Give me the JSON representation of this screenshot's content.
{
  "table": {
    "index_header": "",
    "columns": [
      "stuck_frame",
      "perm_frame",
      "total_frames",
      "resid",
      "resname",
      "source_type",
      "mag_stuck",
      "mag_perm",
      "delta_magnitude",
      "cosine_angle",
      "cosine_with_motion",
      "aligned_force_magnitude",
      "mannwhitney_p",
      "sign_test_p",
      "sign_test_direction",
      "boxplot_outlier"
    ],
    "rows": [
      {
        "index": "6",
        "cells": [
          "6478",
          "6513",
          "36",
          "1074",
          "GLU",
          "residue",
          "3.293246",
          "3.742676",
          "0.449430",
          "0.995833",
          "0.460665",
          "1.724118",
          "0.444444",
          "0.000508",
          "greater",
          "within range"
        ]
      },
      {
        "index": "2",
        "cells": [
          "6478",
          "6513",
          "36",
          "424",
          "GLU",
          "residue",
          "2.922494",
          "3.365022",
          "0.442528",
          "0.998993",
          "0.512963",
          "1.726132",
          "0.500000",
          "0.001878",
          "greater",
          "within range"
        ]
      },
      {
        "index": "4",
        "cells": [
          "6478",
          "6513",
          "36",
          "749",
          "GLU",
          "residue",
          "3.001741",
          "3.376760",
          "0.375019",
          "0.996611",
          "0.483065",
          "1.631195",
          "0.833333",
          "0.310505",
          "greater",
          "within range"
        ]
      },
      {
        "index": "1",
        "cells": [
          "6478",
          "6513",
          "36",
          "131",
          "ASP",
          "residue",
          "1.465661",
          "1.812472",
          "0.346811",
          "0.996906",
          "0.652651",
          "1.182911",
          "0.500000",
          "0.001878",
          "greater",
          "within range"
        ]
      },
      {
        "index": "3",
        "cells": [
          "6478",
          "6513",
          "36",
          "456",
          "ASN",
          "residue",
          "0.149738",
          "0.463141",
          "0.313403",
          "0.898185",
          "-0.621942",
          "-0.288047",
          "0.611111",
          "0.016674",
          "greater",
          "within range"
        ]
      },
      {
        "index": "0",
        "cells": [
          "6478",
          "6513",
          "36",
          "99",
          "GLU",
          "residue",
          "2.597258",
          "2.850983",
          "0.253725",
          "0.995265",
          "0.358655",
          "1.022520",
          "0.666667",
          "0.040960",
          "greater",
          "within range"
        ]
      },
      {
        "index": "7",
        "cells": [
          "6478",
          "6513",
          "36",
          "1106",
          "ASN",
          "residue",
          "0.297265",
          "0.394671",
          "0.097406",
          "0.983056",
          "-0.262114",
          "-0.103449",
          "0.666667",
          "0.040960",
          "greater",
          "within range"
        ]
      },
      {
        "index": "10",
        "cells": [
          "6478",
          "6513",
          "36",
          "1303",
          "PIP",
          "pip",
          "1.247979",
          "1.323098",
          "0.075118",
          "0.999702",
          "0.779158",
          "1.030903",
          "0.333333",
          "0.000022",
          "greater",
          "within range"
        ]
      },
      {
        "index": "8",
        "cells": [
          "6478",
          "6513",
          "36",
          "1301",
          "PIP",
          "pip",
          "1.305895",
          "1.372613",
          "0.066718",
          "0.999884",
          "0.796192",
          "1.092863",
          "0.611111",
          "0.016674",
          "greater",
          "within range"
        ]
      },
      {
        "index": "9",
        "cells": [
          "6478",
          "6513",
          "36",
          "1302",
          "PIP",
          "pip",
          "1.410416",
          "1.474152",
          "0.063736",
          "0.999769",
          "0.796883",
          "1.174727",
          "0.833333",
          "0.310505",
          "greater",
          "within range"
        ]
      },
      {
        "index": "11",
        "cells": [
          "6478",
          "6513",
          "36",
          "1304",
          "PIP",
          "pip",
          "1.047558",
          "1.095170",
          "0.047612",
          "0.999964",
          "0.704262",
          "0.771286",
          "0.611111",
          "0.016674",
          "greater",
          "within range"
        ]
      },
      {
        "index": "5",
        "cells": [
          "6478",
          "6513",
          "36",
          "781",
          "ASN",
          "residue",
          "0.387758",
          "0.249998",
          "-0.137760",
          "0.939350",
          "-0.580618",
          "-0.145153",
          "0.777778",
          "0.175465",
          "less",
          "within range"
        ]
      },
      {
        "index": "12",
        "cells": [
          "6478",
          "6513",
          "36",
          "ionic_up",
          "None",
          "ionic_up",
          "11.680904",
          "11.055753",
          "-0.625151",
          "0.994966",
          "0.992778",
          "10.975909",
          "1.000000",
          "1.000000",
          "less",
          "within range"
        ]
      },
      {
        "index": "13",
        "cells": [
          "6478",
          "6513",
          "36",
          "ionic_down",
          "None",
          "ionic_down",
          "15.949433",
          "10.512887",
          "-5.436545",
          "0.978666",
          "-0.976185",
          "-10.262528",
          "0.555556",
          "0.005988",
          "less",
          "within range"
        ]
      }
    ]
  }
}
○ ○ ○ ○ ○ ○ ○
| What to work on |
Return what is listed above, exactly and completely.

| Solved exercise |
Give me the JSON representation of this screenshot's content.
{
  "table": {
    "index_header": "",
    "columns": [
      "stuck_frame",
      "perm_frame",
      "total_frames",
      "resid",
      "resname",
      "source_type",
      "mag_stuck",
      "mag_perm",
      "delta_magnitude",
      "cosine_angle",
      "cosine_with_motion",
      "aligned_force_magnitude",
      "mannwhitney_p",
      "sign_test_p",
      "sign_test_direction",
      "boxplot_outlier"
    ],
    "rows": [
      {
        "index": "6",
        "cells": [
          "6478",
          "6513",
          "36",
          "1074",
          "GLU",
          "residue",
          "3.293246",
          "3.742676",
          "0.449430",
          "0.995833",
          "0.460665",
          "1.724118",
          "0.444444",
          "0.000508",
          "greater",
          "within range"
        ]
      },
      {
        "index": "2",
        "cells": [
          "6478",
          "6513",
          "36",
          "424",
          "GLU",
          "residue",
          "2.922494",
          "3.365022",
          "0.442528",
          "0.998993",
          "0.512963",
          "1.726132",
          "0.500000",
          "0.001878",
          "greater",
          "within range"
        ]
      },
      {
        "index": "4",
        "cells": [
          "6478",
          "6513",
          "36",
          "749",
          "GLU",
          "residue",
          "3.001741",
          "3.376760",
          "0.375019",
          "0.996611",
          "0.483065",
          "1.631195",
          "0.833333",
          "0.310505",
          "greater",
          "within range"
        ]
      },
      {
        "index": "1",
        "cells": [
          "6478",
          "6513",
          "36",
          "131",
          "ASP",
          "residue",
          "1.465661",
          "1.812472",
          "0.346811",
          "0.996906",
          "0.652651",
          "1.182911",
          "0.500000",
          "0.001878",
          "greater",
          "within range"
        ]
      },
      {
        "index": "3",
        "cells": [
          "6478",
          "6513",
          "36",
          "456",
          "ASN",
          "residue",
          "0.149738",
          "0.463141",
          "0.313403",
          "0.898185",
          "-0.621942",
          "-0.288047",
          "0.611111",
          "0.016674",
          "greater",
          "within range"
        ]
      },
      {
        "index": "0",
        "cells": [
          "6478",
          "6513",
          "36",
          "99",
          "GLU",
          "residue",
          "2.597258",
          "2.850983",
          "0.253725",
          "0.995265",
          "0.358655",
          "1.022520",
          "0.666667",
          "0.040960",
          "greater",
          "within range"
        ]
      },
      {
        "index": "7",
        "cells": [
          "6478",
          "6513",
          "36",
          "1106",
          "ASN",
          "residue",
          "0.297265",
          "0.394671",
          "0.097406",
          "0.983056",
          "-0.262114",
          "-0.103449",
          "0.666667",
          "0.040960",
          "greater",
          "within range"
        ]
      },
      {
        "index": "10",
        "cells": [
          "6478",
          "6513",
          "36",
          "1303",
          "PIP",
          "pip",
          "1.247979",
          "1.323098",
          "0.075118",
          "0.999702",
          "0.779158",
          "1.030903",
          "0.333333",
          "0.000022",
          "greater",
          "within range"
        ]
      },
      {
        "index": "8",
        "cells": [
          "6478",
          "6513",
          "36",
          "1301",
          "PIP",
          "pip",
          "1.305895",
          "1.372613",
          "0.066718",
          "0.999884",
          "0.796192",
          "1.092863",
          "0.611111",
          "0.016674",
          "greater",
          "within range"
        ]
      },
      {
        "index": "9",
        "cells": [
          "6478",
          "6513",
          "36",
          "1302",
          "PIP",
          "pip",
          "1.410416",
          "1.474152",
          "0.063736",
          "0.999769",
          "0.796883",
          "1.174727",
          "0.833333",
          "0.310505",
          "greater",
          "within range"
        ]
      },
      {
        "index": "11",
        "cells": [
          "6478",
          "6513",
          "36",
          "1304",
          "PIP",
          "pip",
          "1.047558",
          "1.095170",
          "0.047612",
          "0.999964",
          "0.704262",
          "0.771286",
          "0.611111",
          "0.016674",
          "greater",
          "within range"
        ]
      },
      {
        "index": "5",
        "cells": [
          "6478",
          "6513",
          "36",
          "781",
          "ASN",
          "residue",
          "0.387758",
          "0.249998",
          "-0.137760",
          "0.939350",
          "-0.580618",
          "-0.145153",
          "0.777778",
          "0.175465",
          "less",
          "within range"
        ]
      },
      {
        "index": "12",
        "cells": [
          "6478",
          "6513",
          "36",
          "ionic_up",
          "None",
          "ionic_up",
          "11.680904",
          "11.055753",
          "-0.625151",
          "0.994966",
          "0.992778",
          "10.975909",
          "1.000000",
          "1.000000",
          "less",
          "within range"
        ]
      },
      {
        "index": "13",
        "cells": [
          "6478",
          "6513",
          "36",
          "ionic_down",
          "None",
          "ionic_down",
          "15.949433",
          "10.512887",
          "-5.436545",
          "0.978666",
          "-0.976185",
          "-10.262528",
          "0.555556",
          "0.005988",
          "less",
          "within range"
        ]
      }
    ]
  }
}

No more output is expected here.